- [Given request]:
Find the lines that hold the word "this" and return them.
---
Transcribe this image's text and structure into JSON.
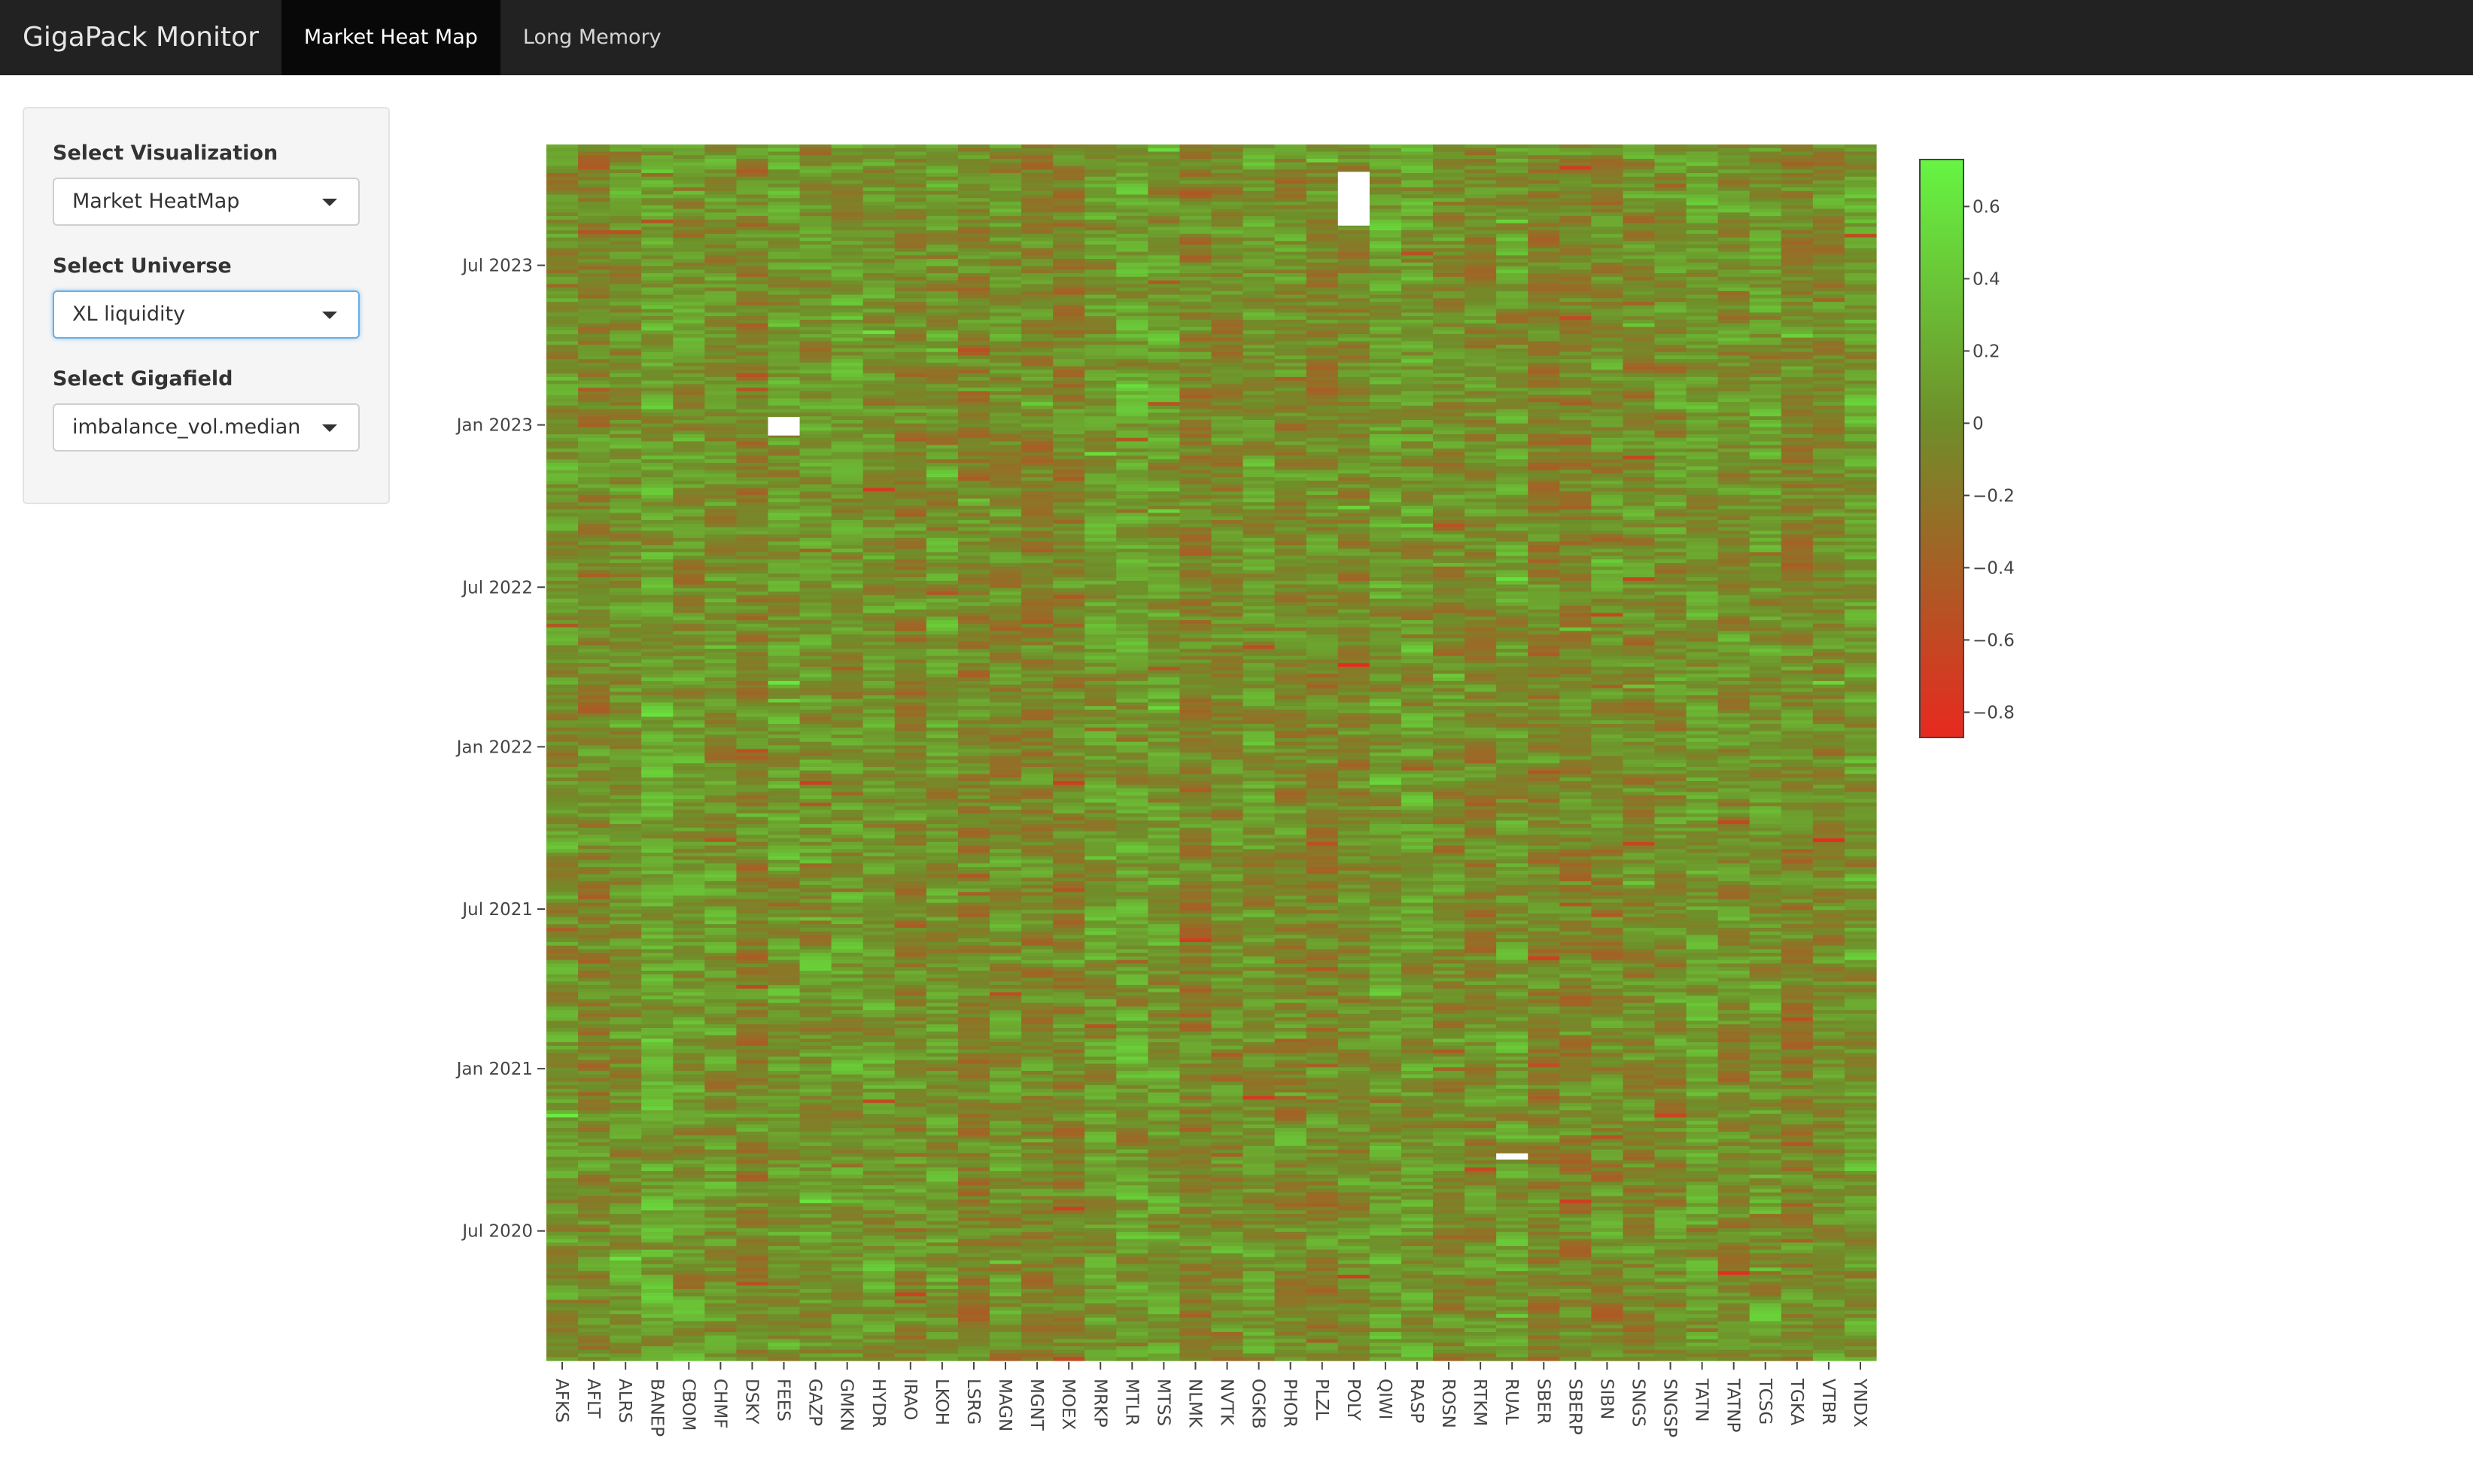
{
  "navbar": {
    "brand": "GigaPack Monitor",
    "tabs": [
      {
        "label": "Market Heat Map",
        "active": true
      },
      {
        "label": "Long Memory",
        "active": false
      }
    ]
  },
  "sidebar": {
    "visualization": {
      "label": "Select Visualization",
      "value": "Market HeatMap"
    },
    "universe": {
      "label": "Select Universe",
      "value": "XL liquidity"
    },
    "gigafield": {
      "label": "Select Gigafield",
      "value": "imbalance_vol.median"
    }
  },
  "chart_data": {
    "type": "heatmap",
    "title": "",
    "xlabel": "",
    "ylabel": "",
    "x_categories": [
      "AFKS",
      "AFLT",
      "ALRS",
      "BANEP",
      "CBOM",
      "CHMF",
      "DSKY",
      "FEES",
      "GAZP",
      "GMKN",
      "HYDR",
      "IRAO",
      "LKOH",
      "LSRG",
      "MAGN",
      "MGNT",
      "MOEX",
      "MRKP",
      "MTLR",
      "MTSS",
      "NLMK",
      "NVTK",
      "OGKB",
      "PHOR",
      "PLZL",
      "POLY",
      "QIWI",
      "RASP",
      "ROSN",
      "RTKM",
      "RUAL",
      "SBER",
      "SBERP",
      "SIBN",
      "SNGS",
      "SNGSP",
      "TATN",
      "TATNP",
      "TCSG",
      "TGKA",
      "VTBR",
      "YNDX"
    ],
    "y_axis": {
      "type": "date",
      "range": [
        "2020-02-05",
        "2023-11-15"
      ],
      "tick_values": [
        "2020-07-01",
        "2021-01-01",
        "2021-07-01",
        "2022-01-01",
        "2022-07-01",
        "2023-01-01",
        "2023-07-01"
      ],
      "tick_labels": [
        "Jul 2020",
        "Jan 2021",
        "Jul 2021",
        "Jan 2022",
        "Jul 2022",
        "Jan 2023",
        "Jul 2023"
      ]
    },
    "colorscale": {
      "min": -0.87,
      "max": 0.73,
      "low_color": "#e8291f",
      "mid_color": "#6f8e2a",
      "high_color": "#66f542",
      "tick_values": [
        0.6,
        0.4,
        0.2,
        0,
        -0.2,
        -0.4,
        -0.6,
        -0.8
      ],
      "tick_labels": [
        "0.6",
        "0.4",
        "0.2",
        "0",
        "−0.2",
        "−0.4",
        "−0.6",
        "−0.8"
      ]
    },
    "missing_cells": [
      {
        "ticker": "FEES",
        "from": "2022-12-20",
        "to": "2023-01-10"
      },
      {
        "ticker": "POLY",
        "from": "2023-08-15",
        "to": "2023-10-15"
      },
      {
        "ticker": "RUAL",
        "from": "2020-09-20",
        "to": "2020-09-27"
      }
    ],
    "notes": "Dense daily heatmap; individual cell values cannot be read from the image and are rendered as a randomized field with column-wise tendencies."
  }
}
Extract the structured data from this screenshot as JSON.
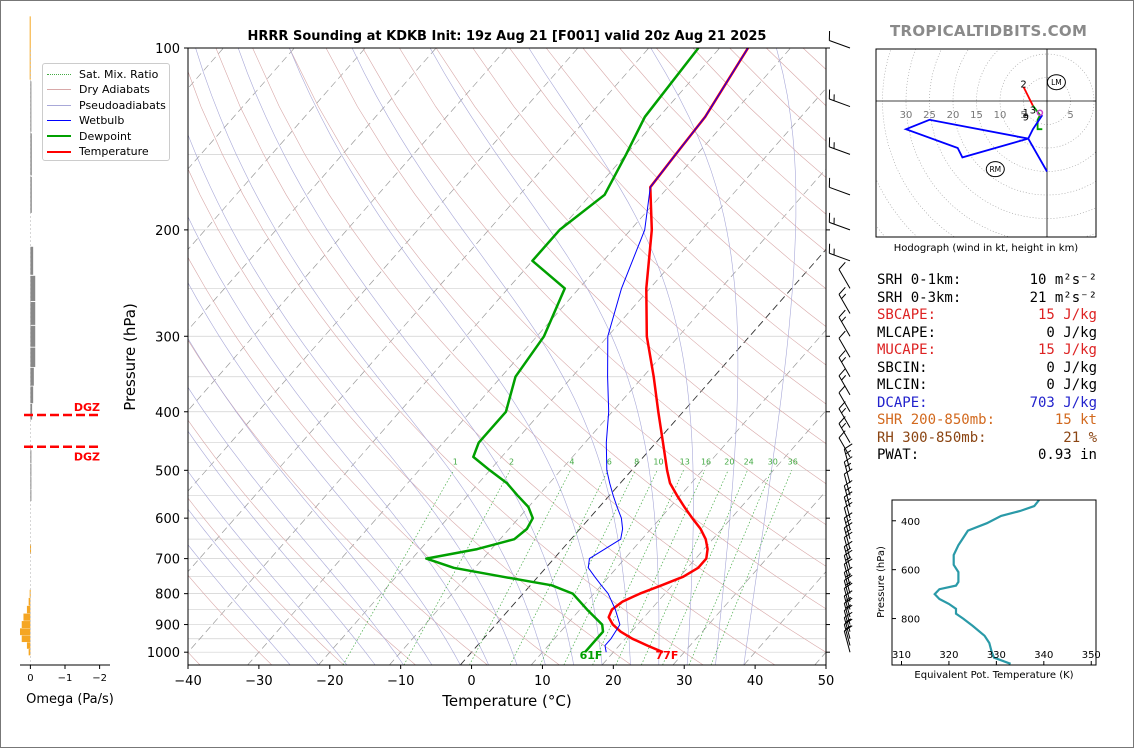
{
  "title": "HRRR Sounding at KDKB Init: 19z Aug 21 [F001] valid 20z Aug 21 2025",
  "site_label": "TROPICALTIDBITS.COM",
  "skewt": {
    "xlabel": "Temperature (°C)",
    "ylabel": "Pressure (hPa)",
    "x_ticks": [
      -40,
      -30,
      -20,
      -10,
      0,
      10,
      20,
      30,
      40,
      50
    ],
    "x_tick_labels": [
      "−40",
      "−30",
      "−20",
      "−10",
      "0",
      "10",
      "20",
      "30",
      "40",
      "50"
    ],
    "p_ticks": [
      100,
      200,
      300,
      400,
      500,
      600,
      700,
      800,
      900,
      1000
    ],
    "p_tick_labels": [
      "100",
      "200",
      "300",
      "400",
      "500",
      "600",
      "700",
      "800",
      "900",
      "1000"
    ],
    "mixing_ratio_values": [
      1,
      2,
      4,
      6,
      8,
      10,
      13,
      16,
      20,
      24,
      30,
      36
    ],
    "mixing_ratio_labels": [
      "1",
      "2",
      "4",
      "6",
      "8",
      "10",
      "13",
      "16",
      "20",
      "24",
      "30",
      "36"
    ],
    "surface_dewpoint_label": "61F",
    "surface_temp_label": "77F",
    "colors": {
      "temperature": "#ff0000",
      "dewpoint": "#00a000",
      "wetbulb": "#0000ff",
      "dry_adiabat": "#d8a8a8",
      "moist_adiabat": "#a8a8d8",
      "mixing_ratio": "#44aa44",
      "isotherm": "#999999"
    }
  },
  "legend": {
    "items": [
      {
        "label": "Sat. Mix. Ratio",
        "color": "#44aa44",
        "style": "dotted"
      },
      {
        "label": "Dry Adiabats",
        "color": "#d8a8a8",
        "style": "solid"
      },
      {
        "label": "Pseudoadiabats",
        "color": "#a8a8d8",
        "style": "solid"
      },
      {
        "label": "Wetbulb",
        "color": "#0000ff",
        "style": "solid"
      },
      {
        "label": "Dewpoint",
        "color": "#00a000",
        "style": "thick"
      },
      {
        "label": "Temperature",
        "color": "#ff0000",
        "style": "thick"
      }
    ]
  },
  "omega": {
    "xlabel": "Omega (Pa/s)",
    "x_ticks": [
      0,
      -1,
      -2
    ],
    "x_tick_labels": [
      "0",
      "−1",
      "−2"
    ],
    "dgz_label": "DGZ",
    "dgz_top_hPa": 405,
    "dgz_bottom_hPa": 457
  },
  "hodograph": {
    "caption": "Hodograph (wind in kt, height in km)",
    "ring_labels": [
      "30",
      "25",
      "20",
      "15",
      "10",
      "5",
      "5"
    ],
    "height_labels": [
      "2",
      "1",
      "3",
      "9"
    ],
    "lm_label": "LM",
    "rm_label": "RM"
  },
  "params": [
    {
      "label": "SRH 0-1km:",
      "value": "10",
      "unit": "m²s⁻²",
      "color": "#000000"
    },
    {
      "label": "SRH 0-3km:",
      "value": "21",
      "unit": "m²s⁻²",
      "color": "#000000"
    },
    {
      "label": "SBCAPE:",
      "value": "15 J/kg",
      "unit": "",
      "color": "#dd2222"
    },
    {
      "label": "MLCAPE:",
      "value": "0 J/kg",
      "unit": "",
      "color": "#000000"
    },
    {
      "label": "MUCAPE:",
      "value": "15 J/kg",
      "unit": "",
      "color": "#dd2222"
    },
    {
      "label": "SBCIN:",
      "value": "0 J/kg",
      "unit": "",
      "color": "#000000"
    },
    {
      "label": "MLCIN:",
      "value": "0 J/kg",
      "unit": "",
      "color": "#000000"
    },
    {
      "label": "DCAPE:",
      "value": "703 J/kg",
      "unit": "",
      "color": "#2222cc"
    },
    {
      "label": "SHR 200-850mb:",
      "value": "15 kt",
      "unit": "",
      "color": "#d2691e"
    },
    {
      "label": "RH 300-850mb:",
      "value": "21 %",
      "unit": "",
      "color": "#8b4513"
    },
    {
      "label": "PWAT:",
      "value": "0.93 in",
      "unit": "",
      "color": "#000000"
    }
  ],
  "theta_e": {
    "xlabel": "Equivalent Pot. Temperature (K)",
    "ylabel": "Pressure (hPa)",
    "x_ticks": [
      310,
      320,
      330,
      340,
      350
    ],
    "x_tick_labels": [
      "310",
      "320",
      "330",
      "340",
      "350"
    ],
    "y_ticks": [
      400,
      600,
      800
    ],
    "y_tick_labels": [
      "400",
      "600",
      "800"
    ],
    "color": "#2a9aa8"
  },
  "chart_data": [
    {
      "type": "line",
      "title": "HRRR Sounding at KDKB Init: 19z Aug 21 [F001] valid 20z Aug 21 2025",
      "xlabel": "Temperature (°C)",
      "ylabel": "Pressure (hPa)",
      "xlim": [
        -40,
        50
      ],
      "ylim": [
        1050,
        100
      ],
      "log_y": true,
      "grid": true,
      "legend_position": "top-left",
      "series": [
        {
          "name": "Temperature",
          "points": [
            [
              1000,
              27
            ],
            [
              975,
              24
            ],
            [
              950,
              21
            ],
            [
              925,
              18.5
            ],
            [
              900,
              16.5
            ],
            [
              875,
              15
            ],
            [
              850,
              14.5
            ],
            [
              825,
              15
            ],
            [
              800,
              16.5
            ],
            [
              775,
              18.5
            ],
            [
              750,
              20.5
            ],
            [
              725,
              21.5
            ],
            [
              700,
              21.5
            ],
            [
              675,
              20.5
            ],
            [
              650,
              19
            ],
            [
              625,
              17
            ],
            [
              600,
              14.5
            ],
            [
              575,
              12
            ],
            [
              550,
              9.5
            ],
            [
              525,
              7
            ],
            [
              500,
              5
            ],
            [
              450,
              1
            ],
            [
              400,
              -3.5
            ],
            [
              350,
              -8.5
            ],
            [
              300,
              -14.5
            ],
            [
              250,
              -20.5
            ],
            [
              200,
              -27
            ],
            [
              170,
              -32.5
            ],
            [
              150,
              -33
            ],
            [
              130,
              -33.5
            ],
            [
              100,
              -36
            ]
          ]
        },
        {
          "name": "Dewpoint",
          "points": [
            [
              1000,
              16
            ],
            [
              975,
              16
            ],
            [
              950,
              16
            ],
            [
              925,
              16
            ],
            [
              900,
              15
            ],
            [
              850,
              11
            ],
            [
              800,
              7
            ],
            [
              775,
              3
            ],
            [
              750,
              -5
            ],
            [
              725,
              -13
            ],
            [
              700,
              -18
            ],
            [
              675,
              -12
            ],
            [
              650,
              -8
            ],
            [
              625,
              -7.5
            ],
            [
              600,
              -8
            ],
            [
              575,
              -10
            ],
            [
              550,
              -13
            ],
            [
              525,
              -16
            ],
            [
              500,
              -20
            ],
            [
              475,
              -24
            ],
            [
              450,
              -25
            ],
            [
              400,
              -25
            ],
            [
              350,
              -28
            ],
            [
              300,
              -29
            ],
            [
              250,
              -32
            ],
            [
              225,
              -40
            ],
            [
              200,
              -40
            ],
            [
              175,
              -38
            ],
            [
              150,
              -40
            ],
            [
              130,
              -42
            ],
            [
              100,
              -43
            ]
          ]
        },
        {
          "name": "Wetbulb",
          "points": [
            [
              1000,
              19
            ],
            [
              975,
              18
            ],
            [
              950,
              18
            ],
            [
              900,
              17.5
            ],
            [
              850,
              15
            ],
            [
              800,
              12
            ],
            [
              775,
              10
            ],
            [
              750,
              8
            ],
            [
              725,
              6
            ],
            [
              700,
              5
            ],
            [
              675,
              6
            ],
            [
              650,
              7
            ],
            [
              625,
              6
            ],
            [
              600,
              4.5
            ],
            [
              575,
              2.5
            ],
            [
              550,
              0.5
            ],
            [
              525,
              -1.5
            ],
            [
              500,
              -3.5
            ],
            [
              450,
              -7
            ],
            [
              400,
              -10.5
            ],
            [
              350,
              -15
            ],
            [
              300,
              -20
            ],
            [
              250,
              -24
            ],
            [
              200,
              -28
            ],
            [
              170,
              -32.5
            ],
            [
              150,
              -33
            ],
            [
              130,
              -33.5
            ],
            [
              100,
              -36
            ]
          ]
        }
      ]
    },
    {
      "type": "bar",
      "title": "",
      "xlabel": "Omega (Pa/s)",
      "xlim": [
        0.3,
        -2.3
      ],
      "ylim": [
        1050,
        100
      ],
      "orientation": "horizontal",
      "series": [
        {
          "name": "",
          "points": [
            [
              1000,
              0.05
            ],
            [
              975,
              0.1
            ],
            [
              950,
              0.25
            ],
            [
              925,
              0.3
            ],
            [
              900,
              0.25
            ],
            [
              875,
              0.2
            ],
            [
              850,
              0.1
            ],
            [
              825,
              0.05
            ],
            [
              800,
              0.02
            ],
            [
              675,
              0.01
            ],
            [
              550,
              -0.01
            ],
            [
              525,
              -0.01
            ],
            [
              500,
              -0.02
            ],
            [
              475,
              -0.02
            ],
            [
              400,
              -0.05
            ],
            [
              375,
              -0.08
            ],
            [
              350,
              -0.1
            ],
            [
              325,
              -0.14
            ],
            [
              300,
              -0.14
            ],
            [
              275,
              -0.14
            ],
            [
              250,
              -0.14
            ],
            [
              225,
              -0.08
            ],
            [
              175,
              -0.04
            ],
            [
              150,
              -0.04
            ],
            [
              125,
              -0.02
            ],
            [
              100,
              0.02
            ]
          ]
        }
      ]
    },
    {
      "type": "line",
      "title": "Hodograph (wind in kt, height in km)",
      "xlabel": "",
      "ylabel": "",
      "xlim": [
        -35,
        10
      ],
      "ylim": [
        -20,
        12
      ],
      "series": [
        {
          "name": "0-1 km",
          "points": [
            [
              -5,
              3
            ],
            [
              -3,
              -1
            ]
          ]
        },
        {
          "name": "1-3 km",
          "points": [
            [
              -3,
              -1
            ],
            [
              -1.5,
              -3
            ],
            [
              -2,
              -4
            ],
            [
              -2,
              -6
            ],
            [
              -1,
              -6
            ]
          ]
        },
        {
          "name": "3-9 km",
          "points": [
            [
              -1,
              -3
            ],
            [
              -3,
              -6
            ],
            [
              -4,
              -8
            ],
            [
              -18,
              -12
            ],
            [
              -19,
              -10
            ],
            [
              -30,
              -6
            ],
            [
              -25,
              -4
            ],
            [
              -4,
              -8
            ],
            [
              0,
              -15
            ]
          ]
        },
        {
          "name": "LM",
          "points": [
            [
              2,
              4
            ]
          ]
        },
        {
          "name": "RM",
          "points": [
            [
              -11,
              -14.5
            ]
          ]
        }
      ]
    },
    {
      "type": "line",
      "title": "",
      "xlabel": "Equivalent Pot. Temperature (K)",
      "ylabel": "Pressure (hPa)",
      "xlim": [
        308,
        351
      ],
      "ylim": [
        990,
        315
      ],
      "series": [
        {
          "name": "",
          "points": [
            [
              315,
              339
            ],
            [
              340,
              338
            ],
            [
              360,
              335
            ],
            [
              380,
              331
            ],
            [
              410,
              328
            ],
            [
              440,
              324
            ],
            [
              470,
              323
            ],
            [
              500,
              322
            ],
            [
              540,
              321
            ],
            [
              580,
              321
            ],
            [
              610,
              322
            ],
            [
              650,
              322
            ],
            [
              665,
              321.5
            ],
            [
              680,
              318
            ],
            [
              700,
              317
            ],
            [
              720,
              318
            ],
            [
              740,
              320
            ],
            [
              760,
              321.5
            ],
            [
              780,
              321.5
            ],
            [
              800,
              323
            ],
            [
              830,
              325
            ],
            [
              870,
              327.5
            ],
            [
              900,
              328.5
            ],
            [
              935,
              329
            ],
            [
              960,
              329.5
            ],
            [
              985,
              333
            ]
          ]
        }
      ]
    }
  ]
}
---
- [Final result]:
Transcribe this image's text and structure into JSON.
Extract the structured data from this screenshot as JSON.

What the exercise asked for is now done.